[Dataset records]
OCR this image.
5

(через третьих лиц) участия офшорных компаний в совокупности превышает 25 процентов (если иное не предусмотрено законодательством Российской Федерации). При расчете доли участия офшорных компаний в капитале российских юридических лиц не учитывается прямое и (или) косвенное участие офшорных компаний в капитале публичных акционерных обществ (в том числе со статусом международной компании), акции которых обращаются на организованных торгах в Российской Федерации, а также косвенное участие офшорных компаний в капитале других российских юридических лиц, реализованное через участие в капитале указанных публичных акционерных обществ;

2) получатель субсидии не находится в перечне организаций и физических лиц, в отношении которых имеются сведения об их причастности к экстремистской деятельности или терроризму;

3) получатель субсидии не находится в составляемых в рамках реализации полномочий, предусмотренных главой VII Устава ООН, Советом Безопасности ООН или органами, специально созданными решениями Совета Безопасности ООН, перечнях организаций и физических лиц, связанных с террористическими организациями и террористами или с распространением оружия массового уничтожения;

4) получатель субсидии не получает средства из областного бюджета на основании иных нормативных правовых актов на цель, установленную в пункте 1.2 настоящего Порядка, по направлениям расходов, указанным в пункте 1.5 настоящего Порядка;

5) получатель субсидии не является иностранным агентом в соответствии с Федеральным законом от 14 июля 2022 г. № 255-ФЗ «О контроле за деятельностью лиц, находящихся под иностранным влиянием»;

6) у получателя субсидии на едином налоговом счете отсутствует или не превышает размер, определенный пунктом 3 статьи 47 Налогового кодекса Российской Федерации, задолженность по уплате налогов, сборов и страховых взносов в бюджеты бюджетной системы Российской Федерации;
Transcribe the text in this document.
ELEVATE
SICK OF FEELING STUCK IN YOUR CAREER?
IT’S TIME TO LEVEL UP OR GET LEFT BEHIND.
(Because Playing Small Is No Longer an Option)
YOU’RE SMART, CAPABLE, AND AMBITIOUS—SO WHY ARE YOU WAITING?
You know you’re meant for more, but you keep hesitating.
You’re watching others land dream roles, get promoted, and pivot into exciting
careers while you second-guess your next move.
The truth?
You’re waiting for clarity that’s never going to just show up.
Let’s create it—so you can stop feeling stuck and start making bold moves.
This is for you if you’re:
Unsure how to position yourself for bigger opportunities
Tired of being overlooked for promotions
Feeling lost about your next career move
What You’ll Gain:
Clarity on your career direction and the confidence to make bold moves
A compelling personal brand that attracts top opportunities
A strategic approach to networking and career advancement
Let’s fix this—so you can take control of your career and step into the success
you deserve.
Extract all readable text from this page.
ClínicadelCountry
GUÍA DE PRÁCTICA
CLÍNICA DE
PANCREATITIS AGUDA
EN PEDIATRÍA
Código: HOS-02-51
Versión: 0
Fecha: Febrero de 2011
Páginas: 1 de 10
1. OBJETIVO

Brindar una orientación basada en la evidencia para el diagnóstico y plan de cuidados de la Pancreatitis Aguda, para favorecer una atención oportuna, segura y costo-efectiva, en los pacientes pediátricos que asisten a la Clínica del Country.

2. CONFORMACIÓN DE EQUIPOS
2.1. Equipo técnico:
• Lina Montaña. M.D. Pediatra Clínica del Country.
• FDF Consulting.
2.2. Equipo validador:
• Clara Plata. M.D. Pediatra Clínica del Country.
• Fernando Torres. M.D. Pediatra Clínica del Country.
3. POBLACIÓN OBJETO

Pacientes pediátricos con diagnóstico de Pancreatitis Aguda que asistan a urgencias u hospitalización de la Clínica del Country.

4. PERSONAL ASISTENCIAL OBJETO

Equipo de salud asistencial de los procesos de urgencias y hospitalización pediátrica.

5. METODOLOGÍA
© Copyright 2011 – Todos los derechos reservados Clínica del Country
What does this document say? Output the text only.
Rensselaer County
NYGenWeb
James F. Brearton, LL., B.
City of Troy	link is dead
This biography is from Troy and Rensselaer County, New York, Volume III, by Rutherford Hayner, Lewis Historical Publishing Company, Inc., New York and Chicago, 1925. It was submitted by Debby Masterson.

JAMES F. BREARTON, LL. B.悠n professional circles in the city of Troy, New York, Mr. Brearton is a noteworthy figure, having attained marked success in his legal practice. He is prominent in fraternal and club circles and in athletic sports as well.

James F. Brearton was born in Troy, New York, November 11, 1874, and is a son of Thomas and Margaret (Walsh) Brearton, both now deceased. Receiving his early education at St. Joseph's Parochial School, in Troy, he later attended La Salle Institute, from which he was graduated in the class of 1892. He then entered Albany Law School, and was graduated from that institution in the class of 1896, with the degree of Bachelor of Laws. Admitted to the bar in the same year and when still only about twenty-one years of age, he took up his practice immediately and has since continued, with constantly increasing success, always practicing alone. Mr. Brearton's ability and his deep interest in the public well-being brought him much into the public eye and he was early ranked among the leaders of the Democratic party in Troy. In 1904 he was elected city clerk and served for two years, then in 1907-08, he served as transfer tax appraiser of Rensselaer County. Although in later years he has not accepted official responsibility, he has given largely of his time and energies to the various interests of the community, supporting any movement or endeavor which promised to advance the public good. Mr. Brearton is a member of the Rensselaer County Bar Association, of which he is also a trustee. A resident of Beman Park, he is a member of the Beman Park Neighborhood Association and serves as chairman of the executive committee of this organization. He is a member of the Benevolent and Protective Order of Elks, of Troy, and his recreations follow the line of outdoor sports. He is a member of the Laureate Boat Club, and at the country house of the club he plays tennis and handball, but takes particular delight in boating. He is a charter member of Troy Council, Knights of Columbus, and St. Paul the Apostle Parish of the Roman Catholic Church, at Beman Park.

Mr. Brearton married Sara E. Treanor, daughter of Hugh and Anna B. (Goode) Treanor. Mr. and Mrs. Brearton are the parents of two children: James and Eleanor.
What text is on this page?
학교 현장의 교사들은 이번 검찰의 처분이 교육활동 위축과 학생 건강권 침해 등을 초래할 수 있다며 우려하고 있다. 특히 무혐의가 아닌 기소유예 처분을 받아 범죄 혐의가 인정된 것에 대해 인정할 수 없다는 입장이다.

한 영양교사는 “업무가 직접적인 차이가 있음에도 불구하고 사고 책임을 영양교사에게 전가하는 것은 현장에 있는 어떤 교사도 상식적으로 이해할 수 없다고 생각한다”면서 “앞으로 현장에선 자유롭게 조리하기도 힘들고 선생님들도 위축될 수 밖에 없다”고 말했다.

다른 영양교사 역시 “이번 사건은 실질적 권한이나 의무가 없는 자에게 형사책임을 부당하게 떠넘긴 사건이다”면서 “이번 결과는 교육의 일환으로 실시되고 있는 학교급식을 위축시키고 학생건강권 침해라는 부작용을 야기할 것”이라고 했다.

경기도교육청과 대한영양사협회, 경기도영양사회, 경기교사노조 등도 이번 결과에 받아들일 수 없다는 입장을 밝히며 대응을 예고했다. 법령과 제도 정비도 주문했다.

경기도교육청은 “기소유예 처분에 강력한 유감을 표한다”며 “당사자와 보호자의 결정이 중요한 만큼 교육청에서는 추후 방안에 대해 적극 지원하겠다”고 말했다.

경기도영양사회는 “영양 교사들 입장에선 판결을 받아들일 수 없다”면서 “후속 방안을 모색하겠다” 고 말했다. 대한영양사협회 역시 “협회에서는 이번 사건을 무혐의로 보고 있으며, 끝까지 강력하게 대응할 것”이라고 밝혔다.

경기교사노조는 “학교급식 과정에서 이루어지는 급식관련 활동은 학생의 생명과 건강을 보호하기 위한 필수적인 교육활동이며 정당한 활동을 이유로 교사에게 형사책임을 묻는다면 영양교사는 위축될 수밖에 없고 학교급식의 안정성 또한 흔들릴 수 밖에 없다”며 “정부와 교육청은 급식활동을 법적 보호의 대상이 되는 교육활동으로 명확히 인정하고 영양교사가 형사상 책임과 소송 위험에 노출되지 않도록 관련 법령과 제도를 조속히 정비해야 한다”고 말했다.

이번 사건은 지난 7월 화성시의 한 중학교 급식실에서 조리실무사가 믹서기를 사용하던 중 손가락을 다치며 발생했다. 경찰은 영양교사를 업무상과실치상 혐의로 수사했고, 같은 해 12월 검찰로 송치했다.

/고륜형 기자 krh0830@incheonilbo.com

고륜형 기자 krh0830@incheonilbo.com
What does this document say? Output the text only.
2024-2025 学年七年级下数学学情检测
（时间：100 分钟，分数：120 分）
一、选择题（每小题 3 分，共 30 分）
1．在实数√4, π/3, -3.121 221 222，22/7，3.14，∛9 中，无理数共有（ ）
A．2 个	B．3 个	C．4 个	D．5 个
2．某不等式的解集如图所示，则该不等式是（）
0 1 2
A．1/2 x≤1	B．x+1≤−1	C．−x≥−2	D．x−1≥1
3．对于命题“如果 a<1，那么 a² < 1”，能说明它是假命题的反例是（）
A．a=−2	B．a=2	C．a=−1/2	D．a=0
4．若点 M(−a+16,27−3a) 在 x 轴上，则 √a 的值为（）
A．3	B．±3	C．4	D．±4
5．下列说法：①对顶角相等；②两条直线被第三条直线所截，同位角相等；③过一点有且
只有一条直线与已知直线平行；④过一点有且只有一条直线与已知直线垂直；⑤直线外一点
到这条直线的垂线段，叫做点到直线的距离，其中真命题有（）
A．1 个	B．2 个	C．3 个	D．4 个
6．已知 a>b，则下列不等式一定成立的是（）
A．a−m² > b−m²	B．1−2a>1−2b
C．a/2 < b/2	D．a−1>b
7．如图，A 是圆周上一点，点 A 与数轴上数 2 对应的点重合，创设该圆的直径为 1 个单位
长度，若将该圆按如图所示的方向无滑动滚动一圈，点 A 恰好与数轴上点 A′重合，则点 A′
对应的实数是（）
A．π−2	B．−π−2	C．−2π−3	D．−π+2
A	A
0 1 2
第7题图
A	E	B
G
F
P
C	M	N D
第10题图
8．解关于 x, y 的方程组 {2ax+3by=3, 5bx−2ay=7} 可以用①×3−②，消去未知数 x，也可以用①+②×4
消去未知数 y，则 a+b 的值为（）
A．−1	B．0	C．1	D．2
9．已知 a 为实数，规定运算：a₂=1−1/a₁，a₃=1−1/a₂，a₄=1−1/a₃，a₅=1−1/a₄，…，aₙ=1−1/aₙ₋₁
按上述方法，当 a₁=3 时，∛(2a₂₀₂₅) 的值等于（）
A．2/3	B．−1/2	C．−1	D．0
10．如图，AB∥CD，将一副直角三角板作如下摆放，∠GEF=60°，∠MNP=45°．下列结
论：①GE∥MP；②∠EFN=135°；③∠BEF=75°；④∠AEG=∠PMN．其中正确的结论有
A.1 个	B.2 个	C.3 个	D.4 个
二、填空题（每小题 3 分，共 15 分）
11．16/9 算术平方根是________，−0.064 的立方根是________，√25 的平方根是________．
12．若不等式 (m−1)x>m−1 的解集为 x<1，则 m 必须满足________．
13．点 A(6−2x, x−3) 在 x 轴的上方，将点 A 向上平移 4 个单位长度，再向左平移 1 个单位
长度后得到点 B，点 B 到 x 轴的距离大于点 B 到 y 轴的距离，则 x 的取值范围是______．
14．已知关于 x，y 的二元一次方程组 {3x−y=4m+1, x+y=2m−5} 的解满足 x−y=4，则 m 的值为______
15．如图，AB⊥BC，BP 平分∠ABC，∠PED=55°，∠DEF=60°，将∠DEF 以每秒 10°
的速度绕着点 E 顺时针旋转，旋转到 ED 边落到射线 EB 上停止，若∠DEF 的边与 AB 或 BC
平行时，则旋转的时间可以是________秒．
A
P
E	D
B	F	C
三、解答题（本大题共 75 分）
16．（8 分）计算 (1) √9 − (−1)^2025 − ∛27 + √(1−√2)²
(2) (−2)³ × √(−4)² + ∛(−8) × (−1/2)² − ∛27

→ Work to complete: Check each line of the entries above for the word "incheonilbo". List the ones that have it.

→ Exercise answer:
/고륜형 기자 krh0830@incheonilbo.com
고륜형 기자 krh0830@incheonilbo.com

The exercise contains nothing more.